**DIRECTIONS**
Output the records. Match them exactly.

--- begin DATA EXCERPTS ---

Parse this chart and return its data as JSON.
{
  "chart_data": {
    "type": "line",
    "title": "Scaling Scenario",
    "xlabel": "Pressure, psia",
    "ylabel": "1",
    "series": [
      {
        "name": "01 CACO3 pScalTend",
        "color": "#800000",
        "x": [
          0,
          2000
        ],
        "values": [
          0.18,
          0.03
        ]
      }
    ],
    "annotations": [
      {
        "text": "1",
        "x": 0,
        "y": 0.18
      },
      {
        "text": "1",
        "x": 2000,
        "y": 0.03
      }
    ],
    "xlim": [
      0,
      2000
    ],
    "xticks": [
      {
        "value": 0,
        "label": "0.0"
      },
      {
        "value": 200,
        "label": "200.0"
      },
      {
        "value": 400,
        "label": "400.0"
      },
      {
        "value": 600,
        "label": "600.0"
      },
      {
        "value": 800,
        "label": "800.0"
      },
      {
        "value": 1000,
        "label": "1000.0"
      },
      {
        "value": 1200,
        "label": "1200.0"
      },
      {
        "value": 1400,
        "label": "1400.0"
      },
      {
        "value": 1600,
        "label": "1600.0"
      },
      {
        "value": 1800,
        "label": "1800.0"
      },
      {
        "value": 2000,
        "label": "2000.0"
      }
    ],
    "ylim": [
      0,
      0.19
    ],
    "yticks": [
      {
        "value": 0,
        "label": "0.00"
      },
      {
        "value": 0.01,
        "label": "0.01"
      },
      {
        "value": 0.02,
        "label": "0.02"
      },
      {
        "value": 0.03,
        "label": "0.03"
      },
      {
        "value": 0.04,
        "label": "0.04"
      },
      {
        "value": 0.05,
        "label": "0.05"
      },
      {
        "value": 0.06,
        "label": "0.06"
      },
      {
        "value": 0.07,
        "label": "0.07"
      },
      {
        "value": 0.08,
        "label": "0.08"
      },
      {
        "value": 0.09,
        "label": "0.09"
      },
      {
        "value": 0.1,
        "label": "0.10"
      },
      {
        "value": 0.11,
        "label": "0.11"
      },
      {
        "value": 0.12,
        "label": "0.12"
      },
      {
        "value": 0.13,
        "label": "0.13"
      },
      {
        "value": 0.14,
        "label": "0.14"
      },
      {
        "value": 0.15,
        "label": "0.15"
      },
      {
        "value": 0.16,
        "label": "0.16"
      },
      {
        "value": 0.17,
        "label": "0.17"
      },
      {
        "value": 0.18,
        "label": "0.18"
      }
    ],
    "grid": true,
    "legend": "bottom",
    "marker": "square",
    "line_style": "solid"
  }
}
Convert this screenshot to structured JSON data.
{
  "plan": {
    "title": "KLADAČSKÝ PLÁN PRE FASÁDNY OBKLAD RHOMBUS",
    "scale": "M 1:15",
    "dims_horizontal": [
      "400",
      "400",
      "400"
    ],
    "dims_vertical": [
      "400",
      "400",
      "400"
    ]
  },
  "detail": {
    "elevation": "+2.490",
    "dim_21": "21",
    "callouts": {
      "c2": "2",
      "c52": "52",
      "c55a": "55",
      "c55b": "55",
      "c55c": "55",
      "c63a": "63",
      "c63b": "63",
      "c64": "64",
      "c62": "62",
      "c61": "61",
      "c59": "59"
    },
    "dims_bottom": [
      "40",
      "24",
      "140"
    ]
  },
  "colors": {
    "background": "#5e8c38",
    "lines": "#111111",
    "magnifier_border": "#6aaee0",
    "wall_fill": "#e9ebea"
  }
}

--- end DATA EXCERPTS ---

**TASK ANSWER**
Parse this chart and return its data as JSON.
{
  "chart_data": {
    "type": "line",
    "title": "Scaling Scenario",
    "xlabel": "Pressure, psia",
    "ylabel": "1",
    "series": [
      {
        "name": "01 CACO3 pScalTend",
        "color": "#800000",
        "x": [
          0,
          2000
        ],
        "values": [
          0.18,
          0.03
        ]
      }
    ],
    "annotations": [
      {
        "text": "1",
        "x": 0,
        "y": 0.18
      },
      {
        "text": "1",
        "x": 2000,
        "y": 0.03
      }
    ],
    "xlim": [
      0,
      2000
    ],
    "xticks": [
      {
        "value": 0,
        "label": "0.0"
      },
      {
        "value": 200,
        "label": "200.0"
      },
      {
        "value": 400,
        "label": "400.0"
      },
      {
        "value": 600,
        "label": "600.0"
      },
      {
        "value": 800,
        "label": "800.0"
      },
      {
        "value": 1000,
        "label": "1000.0"
      },
      {
        "value": 1200,
        "label": "1200.0"
      },
      {
        "value": 1400,
        "label": "1400.0"
      },
      {
        "value": 1600,
        "label": "1600.0"
      },
      {
        "value": 1800,
        "label": "1800.0"
      },
      {
        "value": 2000,
        "label": "2000.0"
      }
    ],
    "ylim": [
      0,
      0.19
    ],
    "yticks": [
      {
        "value": 0,
        "label": "0.00"
      },
      {
        "value": 0.01,
        "label": "0.01"
      },
      {
        "value": 0.02,
        "label": "0.02"
      },
      {
        "value": 0.03,
        "label": "0.03"
      },
      {
        "value": 0.04,
        "label": "0.04"
      },
      {
        "value": 0.05,
        "label": "0.05"
      },
      {
        "value": 0.06,
        "label": "0.06"
      },
      {
        "value": 0.07,
        "label": "0.07"
      },
      {
        "value": 0.08,
        "label": "0.08"
      },
      {
        "value": 0.09,
        "label": "0.09"
      },
      {
        "value": 0.1,
        "label": "0.10"
      },
      {
        "value": 0.11,
        "label": "0.11"
      },
      {
        "value": 0.12,
        "label": "0.12"
      },
      {
        "value": 0.13,
        "label": "0.13"
      },
      {
        "value": 0.14,
        "label": "0.14"
      },
      {
        "value": 0.15,
        "label": "0.15"
      },
      {
        "value": 0.16,
        "label": "0.16"
      },
      {
        "value": 0.17,
        "label": "0.17"
      },
      {
        "value": 0.18,
        "label": "0.18"
      }
    ],
    "grid": true,
    "legend": "bottom",
    "marker": "square",
    "line_style": "solid"
  }
}
Convert this screenshot to structured JSON data.
{
  "plan": {
    "title": "KLADAČSKÝ PLÁN PRE FASÁDNY OBKLAD RHOMBUS",
    "scale": "M 1:15",
    "dims_horizontal": [
      "400",
      "400",
      "400"
    ],
    "dims_vertical": [
      "400",
      "400",
      "400"
    ]
  },
  "detail": {
    "elevation": "+2.490",
    "dim_21": "21",
    "callouts": {
      "c2": "2",
      "c52": "52",
      "c55a": "55",
      "c55b": "55",
      "c55c": "55",
      "c63a": "63",
      "c63b": "63",
      "c64": "64",
      "c62": "62",
      "c61": "61",
      "c59": "59"
    },
    "dims_bottom": [
      "40",
      "24",
      "140"
    ]
  },
  "colors": {
    "background": "#5e8c38",
    "lines": "#111111",
    "magnifier_border": "#6aaee0",
    "wall_fill": "#e9ebea"
  }
}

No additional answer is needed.